• **EXTRACT PROVIDED**
Segment Open
Skip to main content

Somali Islamic party joins more hard-line group

By the CNN Wire Staff
Somali women attend a demonstration by the hardline Al Shabaab in Mogadishu, Somalia.
Somali women attend a demonstration by the hardline Al Shabaab in Mogadishu, Somalia.
STORY HIGHLIGHTS
  • Militant party says it is joining with Al Shabaab
  • The party, known locally as Hiz bul Islam, is being absorbed by harder-lined group
  • The party had been on the losing side in struggles with Al Shabaab

(CNN) -- A spokesman for Somalia's Islamic party, a militant group in the horn of African nation, has confirmed that the group has merged with the brutal and more hard-line group of Al Shabaab.

The spokesman, Mohamed Osman Arus, told the local media in a news conference that his group has essentially been absorbed by Al Shabaab.

"We, the Islamic party, have decided to join Al Shabaab both militarily and principally and the reason is, we want to combine our force and fight against the forces of the transitional government and those of the African union," said Arus.

Arus said the group's leader, Sheikh Hassan Dahir Aweys, who is on U.N. terror watch list, is among those to have joined Al Shabaab and there will be no Islamic party structure any longer.

Members from Al Shabaab are seen to be taking control of all positions previously held by the Islamic party both in and around Mogadishu, according to residents in the capital.

Al Shabaab and Hiz bul Islam, as the Islamic party is locally known, have fought bitterly in some parts of southern Somalia. The two groups have struggled for control of the lucrative port city of Kismayo.

In all the cycles of fighting, it was the Islamic party or Hiz bul Islam who lost, according to observers.
Segment Closed
• **Saved data entries**
Segment Open
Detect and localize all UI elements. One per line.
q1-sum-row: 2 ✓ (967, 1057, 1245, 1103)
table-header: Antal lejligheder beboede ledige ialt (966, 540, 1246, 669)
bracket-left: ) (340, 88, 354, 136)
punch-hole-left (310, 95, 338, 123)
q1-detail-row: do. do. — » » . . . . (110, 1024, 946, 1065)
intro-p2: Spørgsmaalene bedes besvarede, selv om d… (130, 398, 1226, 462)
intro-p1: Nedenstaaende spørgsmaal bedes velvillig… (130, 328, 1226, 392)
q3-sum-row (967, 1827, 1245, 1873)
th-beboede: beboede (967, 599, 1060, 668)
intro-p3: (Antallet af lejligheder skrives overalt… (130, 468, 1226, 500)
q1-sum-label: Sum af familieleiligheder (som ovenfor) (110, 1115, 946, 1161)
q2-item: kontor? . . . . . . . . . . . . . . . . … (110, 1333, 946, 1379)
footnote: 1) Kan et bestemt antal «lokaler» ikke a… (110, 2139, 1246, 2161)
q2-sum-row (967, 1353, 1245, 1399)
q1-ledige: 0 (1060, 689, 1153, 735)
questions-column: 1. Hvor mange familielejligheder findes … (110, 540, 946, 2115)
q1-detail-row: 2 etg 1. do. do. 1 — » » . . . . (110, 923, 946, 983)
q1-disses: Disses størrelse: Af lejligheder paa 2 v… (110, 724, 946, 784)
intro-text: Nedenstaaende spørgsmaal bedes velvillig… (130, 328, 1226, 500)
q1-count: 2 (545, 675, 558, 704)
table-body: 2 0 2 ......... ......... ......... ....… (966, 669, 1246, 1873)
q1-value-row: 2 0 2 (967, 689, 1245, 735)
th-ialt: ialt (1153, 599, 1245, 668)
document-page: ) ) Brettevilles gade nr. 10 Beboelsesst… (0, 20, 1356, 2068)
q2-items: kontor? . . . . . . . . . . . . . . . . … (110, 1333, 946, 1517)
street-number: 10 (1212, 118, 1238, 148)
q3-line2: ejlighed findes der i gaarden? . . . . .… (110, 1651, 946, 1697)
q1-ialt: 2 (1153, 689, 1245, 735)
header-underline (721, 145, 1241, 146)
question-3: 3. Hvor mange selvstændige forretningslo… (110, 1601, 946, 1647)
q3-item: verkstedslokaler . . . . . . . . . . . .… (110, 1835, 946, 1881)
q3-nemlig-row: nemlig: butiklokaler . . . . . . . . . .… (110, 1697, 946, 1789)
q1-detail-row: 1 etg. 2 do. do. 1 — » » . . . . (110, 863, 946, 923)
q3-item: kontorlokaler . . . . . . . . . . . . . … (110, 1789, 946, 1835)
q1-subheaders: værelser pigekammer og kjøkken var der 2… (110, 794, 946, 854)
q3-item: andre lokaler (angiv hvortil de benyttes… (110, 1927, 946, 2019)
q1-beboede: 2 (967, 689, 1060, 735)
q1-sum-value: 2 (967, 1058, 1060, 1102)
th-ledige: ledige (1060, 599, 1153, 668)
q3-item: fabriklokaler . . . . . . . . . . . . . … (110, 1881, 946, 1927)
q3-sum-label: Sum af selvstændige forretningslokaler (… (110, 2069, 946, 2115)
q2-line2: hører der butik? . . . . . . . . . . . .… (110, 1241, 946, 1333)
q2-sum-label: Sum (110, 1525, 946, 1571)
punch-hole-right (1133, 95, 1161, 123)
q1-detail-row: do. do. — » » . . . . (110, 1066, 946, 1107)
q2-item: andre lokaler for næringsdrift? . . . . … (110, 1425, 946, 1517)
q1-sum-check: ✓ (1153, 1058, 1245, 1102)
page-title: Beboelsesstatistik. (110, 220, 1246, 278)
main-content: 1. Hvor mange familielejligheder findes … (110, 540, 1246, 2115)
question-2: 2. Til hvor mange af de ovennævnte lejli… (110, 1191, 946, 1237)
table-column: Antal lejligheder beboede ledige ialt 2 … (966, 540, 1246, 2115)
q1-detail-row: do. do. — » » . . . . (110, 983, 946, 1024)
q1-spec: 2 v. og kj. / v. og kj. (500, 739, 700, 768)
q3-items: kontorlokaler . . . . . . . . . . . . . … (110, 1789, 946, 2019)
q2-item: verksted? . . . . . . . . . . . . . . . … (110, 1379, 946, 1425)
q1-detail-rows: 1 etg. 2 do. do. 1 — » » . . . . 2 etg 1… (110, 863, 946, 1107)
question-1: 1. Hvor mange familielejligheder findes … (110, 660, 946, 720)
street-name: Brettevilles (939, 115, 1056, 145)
Segment Closed
• **QUESTIONS TO ANSWER**
#1 List the story highlights given in the news article about the Somali Islamic party.
#2 Using the news article about the Somali Islamic party, say whether each statement agrees with it:
(a) Kismayo is described as a lucrative port city.
(b) The Islamic party will keep its own structure after joining Al Shabaab.
(c) According to observers, Al Shabaab lost the cycles of fighting between the two groups.

• **ANSWERS BY ITEM NUMBER**
#1
- Militant party says it is joining with Al Shabaab
- The party, known locally as Hiz bul Islam, is being absorbed by harder-lined group
- The party had been on the losing side in struggles with Al Shabaab

#2
(a) Yes: "the lucrative port city of Kismayo."
(b) No: "there will be no Islamic party structure any longer."
(c) No: "it was the Islamic party or Hiz bul Islam who lost, according to observers."